start RECORD EXTRACTS

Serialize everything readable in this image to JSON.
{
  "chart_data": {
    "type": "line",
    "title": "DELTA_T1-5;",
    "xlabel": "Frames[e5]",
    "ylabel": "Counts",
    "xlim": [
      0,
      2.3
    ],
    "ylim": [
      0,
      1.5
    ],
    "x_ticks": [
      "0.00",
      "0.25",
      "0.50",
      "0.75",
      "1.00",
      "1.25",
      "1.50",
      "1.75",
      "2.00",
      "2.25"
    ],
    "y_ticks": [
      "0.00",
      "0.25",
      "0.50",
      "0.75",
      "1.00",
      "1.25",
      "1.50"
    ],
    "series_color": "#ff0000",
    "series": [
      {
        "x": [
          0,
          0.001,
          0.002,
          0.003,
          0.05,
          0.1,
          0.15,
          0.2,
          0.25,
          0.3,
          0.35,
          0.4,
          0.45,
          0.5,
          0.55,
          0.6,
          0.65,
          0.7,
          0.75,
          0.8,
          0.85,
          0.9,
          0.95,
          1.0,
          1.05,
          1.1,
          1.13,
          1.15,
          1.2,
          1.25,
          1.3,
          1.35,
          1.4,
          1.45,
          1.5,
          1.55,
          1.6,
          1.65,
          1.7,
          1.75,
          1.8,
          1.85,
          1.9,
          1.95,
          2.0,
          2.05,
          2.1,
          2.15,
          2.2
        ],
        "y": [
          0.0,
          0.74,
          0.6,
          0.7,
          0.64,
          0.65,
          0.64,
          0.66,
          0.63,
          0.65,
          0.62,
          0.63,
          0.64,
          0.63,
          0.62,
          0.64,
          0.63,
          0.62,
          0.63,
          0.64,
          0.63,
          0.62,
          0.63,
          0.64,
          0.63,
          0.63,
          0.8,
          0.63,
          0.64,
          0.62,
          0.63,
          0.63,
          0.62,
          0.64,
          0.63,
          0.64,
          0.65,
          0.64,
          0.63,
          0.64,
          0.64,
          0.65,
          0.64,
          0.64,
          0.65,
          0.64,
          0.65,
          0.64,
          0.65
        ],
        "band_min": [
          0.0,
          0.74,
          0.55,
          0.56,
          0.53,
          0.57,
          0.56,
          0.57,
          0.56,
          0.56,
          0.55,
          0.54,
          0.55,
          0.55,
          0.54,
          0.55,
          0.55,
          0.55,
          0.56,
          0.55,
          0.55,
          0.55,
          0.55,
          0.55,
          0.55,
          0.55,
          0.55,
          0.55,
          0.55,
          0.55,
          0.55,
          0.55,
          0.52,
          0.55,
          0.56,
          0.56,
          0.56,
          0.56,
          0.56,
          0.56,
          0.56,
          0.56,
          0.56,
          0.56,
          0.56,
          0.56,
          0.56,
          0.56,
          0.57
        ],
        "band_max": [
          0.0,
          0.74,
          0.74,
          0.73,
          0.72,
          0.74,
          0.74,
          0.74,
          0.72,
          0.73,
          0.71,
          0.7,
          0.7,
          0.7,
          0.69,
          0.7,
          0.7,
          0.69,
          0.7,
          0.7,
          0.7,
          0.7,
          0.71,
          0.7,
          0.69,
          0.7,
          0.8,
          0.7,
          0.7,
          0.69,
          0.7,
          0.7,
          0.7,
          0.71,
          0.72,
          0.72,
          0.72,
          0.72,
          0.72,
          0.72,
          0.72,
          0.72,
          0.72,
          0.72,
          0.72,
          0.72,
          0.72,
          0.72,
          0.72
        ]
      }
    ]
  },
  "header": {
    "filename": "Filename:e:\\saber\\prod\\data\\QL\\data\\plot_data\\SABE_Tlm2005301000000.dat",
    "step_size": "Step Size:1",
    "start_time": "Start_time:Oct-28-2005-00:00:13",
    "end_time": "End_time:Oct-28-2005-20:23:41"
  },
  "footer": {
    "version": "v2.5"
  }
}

end RECORD EXTRACTS

Write the data back out verbatim.

ANSWER FOR THIS EXERCISE ->
Serialize everything readable in this image to JSON.
{
  "chart_data": {
    "type": "line",
    "title": "DELTA_T1-5;",
    "xlabel": "Frames[e5]",
    "ylabel": "Counts",
    "xlim": [
      0,
      2.3
    ],
    "ylim": [
      0,
      1.5
    ],
    "x_ticks": [
      "0.00",
      "0.25",
      "0.50",
      "0.75",
      "1.00",
      "1.25",
      "1.50",
      "1.75",
      "2.00",
      "2.25"
    ],
    "y_ticks": [
      "0.00",
      "0.25",
      "0.50",
      "0.75",
      "1.00",
      "1.25",
      "1.50"
    ],
    "series_color": "#ff0000",
    "series": [
      {
        "x": [
          0,
          0.001,
          0.002,
          0.003,
          0.05,
          0.1,
          0.15,
          0.2,
          0.25,
          0.3,
          0.35,
          0.4,
          0.45,
          0.5,
          0.55,
          0.6,
          0.65,
          0.7,
          0.75,
          0.8,
          0.85,
          0.9,
          0.95,
          1.0,
          1.05,
          1.1,
          1.13,
          1.15,
          1.2,
          1.25,
          1.3,
          1.35,
          1.4,
          1.45,
          1.5,
          1.55,
          1.6,
          1.65,
          1.7,
          1.75,
          1.8,
          1.85,
          1.9,
          1.95,
          2.0,
          2.05,
          2.1,
          2.15,
          2.2
        ],
        "y": [
          0.0,
          0.74,
          0.6,
          0.7,
          0.64,
          0.65,
          0.64,
          0.66,
          0.63,
          0.65,
          0.62,
          0.63,
          0.64,
          0.63,
          0.62,
          0.64,
          0.63,
          0.62,
          0.63,
          0.64,
          0.63,
          0.62,
          0.63,
          0.64,
          0.63,
          0.63,
          0.8,
          0.63,
          0.64,
          0.62,
          0.63,
          0.63,
          0.62,
          0.64,
          0.63,
          0.64,
          0.65,
          0.64,
          0.63,
          0.64,
          0.64,
          0.65,
          0.64,
          0.64,
          0.65,
          0.64,
          0.65,
          0.64,
          0.65
        ],
        "band_min": [
          0.0,
          0.74,
          0.55,
          0.56,
          0.53,
          0.57,
          0.56,
          0.57,
          0.56,
          0.56,
          0.55,
          0.54,
          0.55,
          0.55,
          0.54,
          0.55,
          0.55,
          0.55,
          0.56,
          0.55,
          0.55,
          0.55,
          0.55,
          0.55,
          0.55,
          0.55,
          0.55,
          0.55,
          0.55,
          0.55,
          0.55,
          0.55,
          0.52,
          0.55,
          0.56,
          0.56,
          0.56,
          0.56,
          0.56,
          0.56,
          0.56,
          0.56,
          0.56,
          0.56,
          0.56,
          0.56,
          0.56,
          0.56,
          0.57
        ],
        "band_max": [
          0.0,
          0.74,
          0.74,
          0.73,
          0.72,
          0.74,
          0.74,
          0.74,
          0.72,
          0.73,
          0.71,
          0.7,
          0.7,
          0.7,
          0.69,
          0.7,
          0.7,
          0.69,
          0.7,
          0.7,
          0.7,
          0.7,
          0.71,
          0.7,
          0.69,
          0.7,
          0.8,
          0.7,
          0.7,
          0.69,
          0.7,
          0.7,
          0.7,
          0.71,
          0.72,
          0.72,
          0.72,
          0.72,
          0.72,
          0.72,
          0.72,
          0.72,
          0.72,
          0.72,
          0.72,
          0.72,
          0.72,
          0.72,
          0.72
        ]
      }
    ]
  },
  "header": {
    "filename": "Filename:e:\\saber\\prod\\data\\QL\\data\\plot_data\\SABE_Tlm2005301000000.dat",
    "step_size": "Step Size:1",
    "start_time": "Start_time:Oct-28-2005-00:00:13",
    "end_time": "End_time:Oct-28-2005-20:23:41"
  },
  "footer": {
    "version": "v2.5"
  }
}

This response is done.